*** MATERIAL FOR THE TASK

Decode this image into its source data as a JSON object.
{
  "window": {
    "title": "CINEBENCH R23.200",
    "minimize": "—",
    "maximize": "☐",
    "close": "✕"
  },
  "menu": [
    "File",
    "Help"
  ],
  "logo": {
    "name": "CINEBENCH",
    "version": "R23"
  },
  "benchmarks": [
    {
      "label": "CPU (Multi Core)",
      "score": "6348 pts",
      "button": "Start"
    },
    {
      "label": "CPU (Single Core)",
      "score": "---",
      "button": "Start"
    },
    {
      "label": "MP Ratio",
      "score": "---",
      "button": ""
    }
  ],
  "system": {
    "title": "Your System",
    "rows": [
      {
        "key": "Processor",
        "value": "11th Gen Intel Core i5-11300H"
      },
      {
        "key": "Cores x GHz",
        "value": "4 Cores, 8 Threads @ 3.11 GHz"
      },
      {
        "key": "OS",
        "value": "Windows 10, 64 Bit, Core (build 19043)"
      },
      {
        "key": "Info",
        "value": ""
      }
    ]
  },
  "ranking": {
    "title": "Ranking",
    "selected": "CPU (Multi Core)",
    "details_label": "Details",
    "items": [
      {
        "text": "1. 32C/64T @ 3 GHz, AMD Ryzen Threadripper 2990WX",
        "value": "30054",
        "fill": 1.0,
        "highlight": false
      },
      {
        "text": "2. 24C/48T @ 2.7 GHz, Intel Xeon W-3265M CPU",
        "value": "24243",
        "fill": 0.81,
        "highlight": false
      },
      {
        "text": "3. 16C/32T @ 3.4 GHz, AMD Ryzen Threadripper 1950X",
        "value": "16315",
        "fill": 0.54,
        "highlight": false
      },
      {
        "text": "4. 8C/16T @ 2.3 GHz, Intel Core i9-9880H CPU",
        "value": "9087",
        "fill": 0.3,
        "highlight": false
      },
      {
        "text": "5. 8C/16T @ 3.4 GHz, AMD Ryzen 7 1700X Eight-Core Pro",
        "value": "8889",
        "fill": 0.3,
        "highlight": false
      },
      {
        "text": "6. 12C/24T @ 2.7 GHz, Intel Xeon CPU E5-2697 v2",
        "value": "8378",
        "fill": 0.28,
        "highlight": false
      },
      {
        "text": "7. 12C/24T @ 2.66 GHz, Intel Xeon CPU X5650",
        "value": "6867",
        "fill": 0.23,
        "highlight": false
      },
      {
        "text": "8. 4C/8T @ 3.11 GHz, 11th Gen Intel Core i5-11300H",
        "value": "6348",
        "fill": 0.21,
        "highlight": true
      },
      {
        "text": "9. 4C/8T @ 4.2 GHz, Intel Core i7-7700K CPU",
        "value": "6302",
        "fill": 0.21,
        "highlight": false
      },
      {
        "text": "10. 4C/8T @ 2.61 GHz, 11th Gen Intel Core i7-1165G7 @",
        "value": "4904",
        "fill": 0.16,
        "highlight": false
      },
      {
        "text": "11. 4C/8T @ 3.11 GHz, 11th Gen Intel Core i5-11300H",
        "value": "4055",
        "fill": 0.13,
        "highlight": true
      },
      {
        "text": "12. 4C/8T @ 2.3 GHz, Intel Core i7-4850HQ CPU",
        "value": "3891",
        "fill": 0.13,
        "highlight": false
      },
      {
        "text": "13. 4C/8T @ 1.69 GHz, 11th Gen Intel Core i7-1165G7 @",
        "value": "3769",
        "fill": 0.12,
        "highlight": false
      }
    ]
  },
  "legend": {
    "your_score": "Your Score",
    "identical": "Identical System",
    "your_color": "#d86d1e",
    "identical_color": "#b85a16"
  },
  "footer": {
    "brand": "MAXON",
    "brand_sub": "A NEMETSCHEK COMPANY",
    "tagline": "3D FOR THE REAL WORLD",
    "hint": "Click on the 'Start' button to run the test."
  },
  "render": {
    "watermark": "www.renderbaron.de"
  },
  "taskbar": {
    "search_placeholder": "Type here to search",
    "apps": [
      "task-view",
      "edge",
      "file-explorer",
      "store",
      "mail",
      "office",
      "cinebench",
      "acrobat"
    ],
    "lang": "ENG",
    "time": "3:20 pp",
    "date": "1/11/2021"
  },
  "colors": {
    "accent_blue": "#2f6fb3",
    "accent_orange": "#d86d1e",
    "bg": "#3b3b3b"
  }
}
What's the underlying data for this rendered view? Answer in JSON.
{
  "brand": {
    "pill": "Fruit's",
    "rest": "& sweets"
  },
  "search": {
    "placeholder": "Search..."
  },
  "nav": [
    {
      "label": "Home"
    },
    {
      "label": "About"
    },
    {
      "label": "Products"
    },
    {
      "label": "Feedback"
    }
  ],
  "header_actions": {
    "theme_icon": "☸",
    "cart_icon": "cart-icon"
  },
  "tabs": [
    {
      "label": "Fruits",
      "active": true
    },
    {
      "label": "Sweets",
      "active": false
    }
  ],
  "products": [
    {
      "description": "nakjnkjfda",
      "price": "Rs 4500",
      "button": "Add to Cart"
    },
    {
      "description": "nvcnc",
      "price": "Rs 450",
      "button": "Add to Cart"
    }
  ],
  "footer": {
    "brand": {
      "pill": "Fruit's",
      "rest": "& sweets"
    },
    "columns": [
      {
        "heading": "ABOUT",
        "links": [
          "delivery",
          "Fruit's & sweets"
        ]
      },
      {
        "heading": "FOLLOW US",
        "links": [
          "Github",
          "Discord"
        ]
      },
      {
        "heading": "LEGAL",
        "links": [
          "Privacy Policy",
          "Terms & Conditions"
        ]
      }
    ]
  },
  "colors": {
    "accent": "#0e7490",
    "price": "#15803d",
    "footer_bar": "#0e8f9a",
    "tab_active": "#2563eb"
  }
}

******

▸ WHAT THE EXERCISE ASKS:
Pull out every line in the data above that has the word "price".

▸ COMPLETE ANSWER:
      "price": "Rs 4500",
      "price": "Rs 450",
    "price": "#15803d",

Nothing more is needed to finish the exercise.